WHAT TO DO
The data below needs to be returned exactly, line for line.

DATA FOR PROCESSING
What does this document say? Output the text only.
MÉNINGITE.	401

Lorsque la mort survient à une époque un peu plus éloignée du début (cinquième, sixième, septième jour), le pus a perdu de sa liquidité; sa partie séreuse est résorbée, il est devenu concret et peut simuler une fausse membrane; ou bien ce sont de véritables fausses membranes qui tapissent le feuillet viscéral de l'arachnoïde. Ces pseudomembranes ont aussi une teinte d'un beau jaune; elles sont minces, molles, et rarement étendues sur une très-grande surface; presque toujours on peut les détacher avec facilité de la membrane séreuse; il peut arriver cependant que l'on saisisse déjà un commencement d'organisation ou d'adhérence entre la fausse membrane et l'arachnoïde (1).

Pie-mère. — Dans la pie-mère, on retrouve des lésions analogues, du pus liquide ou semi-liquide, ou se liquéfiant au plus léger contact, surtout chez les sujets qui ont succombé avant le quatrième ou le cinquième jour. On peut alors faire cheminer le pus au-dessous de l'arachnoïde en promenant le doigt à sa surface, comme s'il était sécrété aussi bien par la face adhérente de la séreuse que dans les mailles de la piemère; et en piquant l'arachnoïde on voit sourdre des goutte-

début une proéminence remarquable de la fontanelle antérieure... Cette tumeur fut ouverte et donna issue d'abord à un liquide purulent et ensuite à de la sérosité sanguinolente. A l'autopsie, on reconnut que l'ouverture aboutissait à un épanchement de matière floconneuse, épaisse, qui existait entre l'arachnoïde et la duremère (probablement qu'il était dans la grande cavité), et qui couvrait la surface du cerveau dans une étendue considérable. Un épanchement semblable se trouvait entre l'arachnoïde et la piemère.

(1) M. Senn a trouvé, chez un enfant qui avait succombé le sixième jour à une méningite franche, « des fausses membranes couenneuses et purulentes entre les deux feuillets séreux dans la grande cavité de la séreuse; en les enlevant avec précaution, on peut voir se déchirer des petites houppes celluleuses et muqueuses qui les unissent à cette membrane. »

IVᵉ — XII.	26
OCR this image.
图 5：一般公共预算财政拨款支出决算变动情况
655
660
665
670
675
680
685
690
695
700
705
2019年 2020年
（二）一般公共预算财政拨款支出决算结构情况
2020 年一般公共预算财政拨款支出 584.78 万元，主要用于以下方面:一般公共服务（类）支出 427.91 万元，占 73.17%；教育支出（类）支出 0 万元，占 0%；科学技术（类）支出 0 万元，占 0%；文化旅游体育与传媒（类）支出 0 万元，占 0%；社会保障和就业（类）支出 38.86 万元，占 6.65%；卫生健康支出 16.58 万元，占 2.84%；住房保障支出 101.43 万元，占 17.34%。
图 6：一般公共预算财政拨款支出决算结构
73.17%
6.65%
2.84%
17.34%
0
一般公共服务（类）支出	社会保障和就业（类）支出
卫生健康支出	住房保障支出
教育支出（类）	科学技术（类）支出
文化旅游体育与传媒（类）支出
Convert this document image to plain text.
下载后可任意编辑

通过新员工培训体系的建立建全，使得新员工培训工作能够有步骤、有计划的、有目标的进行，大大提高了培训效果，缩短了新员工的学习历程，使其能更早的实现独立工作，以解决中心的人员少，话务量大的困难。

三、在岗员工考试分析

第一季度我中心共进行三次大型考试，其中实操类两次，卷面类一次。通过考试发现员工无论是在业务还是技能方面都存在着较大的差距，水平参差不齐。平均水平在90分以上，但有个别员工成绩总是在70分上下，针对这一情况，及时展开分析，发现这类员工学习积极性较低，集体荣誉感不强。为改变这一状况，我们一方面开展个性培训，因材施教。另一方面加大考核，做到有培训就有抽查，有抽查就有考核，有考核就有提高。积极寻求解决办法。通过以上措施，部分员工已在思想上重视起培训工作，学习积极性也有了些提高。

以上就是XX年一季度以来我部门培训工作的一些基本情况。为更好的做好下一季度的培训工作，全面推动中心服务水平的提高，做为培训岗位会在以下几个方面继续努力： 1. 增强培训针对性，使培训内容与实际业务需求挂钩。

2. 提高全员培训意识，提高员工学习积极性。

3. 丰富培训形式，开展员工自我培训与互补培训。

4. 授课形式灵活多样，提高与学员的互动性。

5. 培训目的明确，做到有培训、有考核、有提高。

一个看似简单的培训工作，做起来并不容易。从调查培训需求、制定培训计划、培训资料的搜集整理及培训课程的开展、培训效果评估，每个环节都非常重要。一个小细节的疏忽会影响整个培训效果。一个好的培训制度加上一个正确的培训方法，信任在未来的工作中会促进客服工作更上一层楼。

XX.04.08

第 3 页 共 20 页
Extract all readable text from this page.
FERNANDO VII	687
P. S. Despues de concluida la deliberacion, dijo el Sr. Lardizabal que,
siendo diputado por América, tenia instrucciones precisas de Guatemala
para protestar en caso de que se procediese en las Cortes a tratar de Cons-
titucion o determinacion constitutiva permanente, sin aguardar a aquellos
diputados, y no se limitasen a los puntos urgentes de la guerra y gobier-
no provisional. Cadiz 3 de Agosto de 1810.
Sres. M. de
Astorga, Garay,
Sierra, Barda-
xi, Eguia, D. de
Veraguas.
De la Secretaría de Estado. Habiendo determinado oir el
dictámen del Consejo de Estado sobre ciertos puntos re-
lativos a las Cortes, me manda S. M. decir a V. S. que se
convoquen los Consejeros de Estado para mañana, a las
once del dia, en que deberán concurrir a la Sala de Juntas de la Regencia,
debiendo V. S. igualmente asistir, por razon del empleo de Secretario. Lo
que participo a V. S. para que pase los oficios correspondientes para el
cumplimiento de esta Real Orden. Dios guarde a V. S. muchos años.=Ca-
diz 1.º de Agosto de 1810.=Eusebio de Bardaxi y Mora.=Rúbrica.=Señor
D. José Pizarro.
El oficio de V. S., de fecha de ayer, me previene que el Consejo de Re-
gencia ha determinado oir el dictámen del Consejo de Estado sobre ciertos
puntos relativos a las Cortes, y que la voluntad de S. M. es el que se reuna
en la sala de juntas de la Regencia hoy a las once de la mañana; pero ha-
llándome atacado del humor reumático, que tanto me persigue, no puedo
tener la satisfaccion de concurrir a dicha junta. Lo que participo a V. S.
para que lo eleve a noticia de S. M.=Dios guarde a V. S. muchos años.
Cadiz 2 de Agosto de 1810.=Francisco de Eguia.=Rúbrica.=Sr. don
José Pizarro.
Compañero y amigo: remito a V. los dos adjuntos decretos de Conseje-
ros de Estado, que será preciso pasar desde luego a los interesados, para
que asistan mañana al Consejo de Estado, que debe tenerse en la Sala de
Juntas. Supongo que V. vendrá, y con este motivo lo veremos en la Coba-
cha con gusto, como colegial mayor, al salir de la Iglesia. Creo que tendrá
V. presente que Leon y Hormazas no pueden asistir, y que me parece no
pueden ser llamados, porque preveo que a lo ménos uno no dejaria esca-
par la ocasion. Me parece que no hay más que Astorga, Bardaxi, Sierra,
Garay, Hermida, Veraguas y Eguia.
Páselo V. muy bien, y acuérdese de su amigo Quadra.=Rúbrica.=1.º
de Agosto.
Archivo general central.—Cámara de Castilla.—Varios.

EXERCISE RESPONSE
What does this document say? Output the text only.
MÉNINGITE.	401

Lorsque la mort survient à une époque un peu plus éloignée du début (cinquième, sixième, septième jour), le pus a perdu de sa liquidité; sa partie séreuse est résorbée, il est devenu concret et peut simuler une fausse membrane; ou bien ce sont de véritables fausses membranes qui tapissent le feuillet viscéral de l'arachnoïde. Ces pseudomembranes ont aussi une teinte d'un beau jaune; elles sont minces, molles, et rarement étendues sur une très-grande surface; presque toujours on peut les détacher avec facilité de la membrane séreuse; il peut arriver cependant que l'on saisisse déjà un commencement d'organisation ou d'adhérence entre la fausse membrane et l'arachnoïde (1).

Pie-mère. — Dans la pie-mère, on retrouve des lésions analogues, du pus liquide ou semi-liquide, ou se liquéfiant au plus léger contact, surtout chez les sujets qui ont succombé avant le quatrième ou le cinquième jour. On peut alors faire cheminer le pus au-dessous de l'arachnoïde en promenant le doigt à sa surface, comme s'il était sécrété aussi bien par la face adhérente de la séreuse que dans les mailles de la piemère; et en piquant l'arachnoïde on voit sourdre des goutte-

début une proéminence remarquable de la fontanelle antérieure... Cette tumeur fut ouverte et donna issue d'abord à un liquide purulent et ensuite à de la sérosité sanguinolente. A l'autopsie, on reconnut que l'ouverture aboutissait à un épanchement de matière floconneuse, épaisse, qui existait entre l'arachnoïde et la duremère (probablement qu'il était dans la grande cavité), et qui couvrait la surface du cerveau dans une étendue considérable. Un épanchement semblable se trouvait entre l'arachnoïde et la piemère.

(1) M. Senn a trouvé, chez un enfant qui avait succombé le sixième jour à une méningite franche, « des fausses membranes couenneuses et purulentes entre les deux feuillets séreux dans la grande cavité de la séreuse; en les enlevant avec précaution, on peut voir se déchirer des petites houppes celluleuses et muqueuses qui les unissent à cette membrane. »

IVᵉ — XII.	26
OCR this image.
图 5：一般公共预算财政拨款支出决算变动情况
655
660
665
670
675
680
685
690
695
700
705
2019年 2020年
（二）一般公共预算财政拨款支出决算结构情况
2020 年一般公共预算财政拨款支出 584.78 万元，主要用于以下方面:一般公共服务（类）支出 427.91 万元，占 73.17%；教育支出（类）支出 0 万元，占 0%；科学技术（类）支出 0 万元，占 0%；文化旅游体育与传媒（类）支出 0 万元，占 0%；社会保障和就业（类）支出 38.86 万元，占 6.65%；卫生健康支出 16.58 万元，占 2.84%；住房保障支出 101.43 万元，占 17.34%。
图 6：一般公共预算财政拨款支出决算结构
73.17%
6.65%
2.84%
17.34%
0
一般公共服务（类）支出	社会保障和就业（类）支出
卫生健康支出	住房保障支出
教育支出（类）	科学技术（类）支出
文化旅游体育与传媒（类）支出
Convert this document image to plain text.
下载后可任意编辑

通过新员工培训体系的建立建全，使得新员工培训工作能够有步骤、有计划的、有目标的进行，大大提高了培训效果，缩短了新员工的学习历程，使其能更早的实现独立工作，以解决中心的人员少，话务量大的困难。

三、在岗员工考试分析

第一季度我中心共进行三次大型考试，其中实操类两次，卷面类一次。通过考试发现员工无论是在业务还是技能方面都存在着较大的差距，水平参差不齐。平均水平在90分以上，但有个别员工成绩总是在70分上下，针对这一情况，及时展开分析，发现这类员工学习积极性较低，集体荣誉感不强。为改变这一状况，我们一方面开展个性培训，因材施教。另一方面加大考核，做到有培训就有抽查，有抽查就有考核，有考核就有提高。积极寻求解决办法。通过以上措施，部分员工已在思想上重视起培训工作，学习积极性也有了些提高。

以上就是XX年一季度以来我部门培训工作的一些基本情况。为更好的做好下一季度的培训工作，全面推动中心服务水平的提高，做为培训岗位会在以下几个方面继续努力： 1. 增强培训针对性，使培训内容与实际业务需求挂钩。

2. 提高全员培训意识，提高员工学习积极性。

3. 丰富培训形式，开展员工自我培训与互补培训。

4. 授课形式灵活多样，提高与学员的互动性。

5. 培训目的明确，做到有培训、有考核、有提高。

一个看似简单的培训工作，做起来并不容易。从调查培训需求、制定培训计划、培训资料的搜集整理及培训课程的开展、培训效果评估，每个环节都非常重要。一个小细节的疏忽会影响整个培训效果。一个好的培训制度加上一个正确的培训方法，信任在未来的工作中会促进客服工作更上一层楼。

XX.04.08

第 3 页 共 20 页
Extract all readable text from this page.
FERNANDO VII	687
P. S. Despues de concluida la deliberacion, dijo el Sr. Lardizabal que,
siendo diputado por América, tenia instrucciones precisas de Guatemala
para protestar en caso de que se procediese en las Cortes a tratar de Cons-
titucion o determinacion constitutiva permanente, sin aguardar a aquellos
diputados, y no se limitasen a los puntos urgentes de la guerra y gobier-
no provisional. Cadiz 3 de Agosto de 1810.
Sres. M. de
Astorga, Garay,
Sierra, Barda-
xi, Eguia, D. de
Veraguas.
De la Secretaría de Estado. Habiendo determinado oir el
dictámen del Consejo de Estado sobre ciertos puntos re-
lativos a las Cortes, me manda S. M. decir a V. S. que se
convoquen los Consejeros de Estado para mañana, a las
once del dia, en que deberán concurrir a la Sala de Juntas de la Regencia,
debiendo V. S. igualmente asistir, por razon del empleo de Secretario. Lo
que participo a V. S. para que pase los oficios correspondientes para el
cumplimiento de esta Real Orden. Dios guarde a V. S. muchos años.=Ca-
diz 1.º de Agosto de 1810.=Eusebio de Bardaxi y Mora.=Rúbrica.=Señor
D. José Pizarro.
El oficio de V. S., de fecha de ayer, me previene que el Consejo de Re-
gencia ha determinado oir el dictámen del Consejo de Estado sobre ciertos
puntos relativos a las Cortes, y que la voluntad de S. M. es el que se reuna
en la sala de juntas de la Regencia hoy a las once de la mañana; pero ha-
llándome atacado del humor reumático, que tanto me persigue, no puedo
tener la satisfaccion de concurrir a dicha junta. Lo que participo a V. S.
para que lo eleve a noticia de S. M.=Dios guarde a V. S. muchos años.
Cadiz 2 de Agosto de 1810.=Francisco de Eguia.=Rúbrica.=Sr. don
José Pizarro.
Compañero y amigo: remito a V. los dos adjuntos decretos de Conseje-
ros de Estado, que será preciso pasar desde luego a los interesados, para
que asistan mañana al Consejo de Estado, que debe tenerse en la Sala de
Juntas. Supongo que V. vendrá, y con este motivo lo veremos en la Coba-
cha con gusto, como colegial mayor, al salir de la Iglesia. Creo que tendrá
V. presente que Leon y Hormazas no pueden asistir, y que me parece no
pueden ser llamados, porque preveo que a lo ménos uno no dejaria esca-
par la ocasion. Me parece que no hay más que Astorga, Bardaxi, Sierra,
Garay, Hermida, Veraguas y Eguia.
Páselo V. muy bien, y acuérdese de su amigo Quadra.=Rúbrica.=1.º
de Agosto.
Archivo general central.—Cámara de Castilla.—Varios.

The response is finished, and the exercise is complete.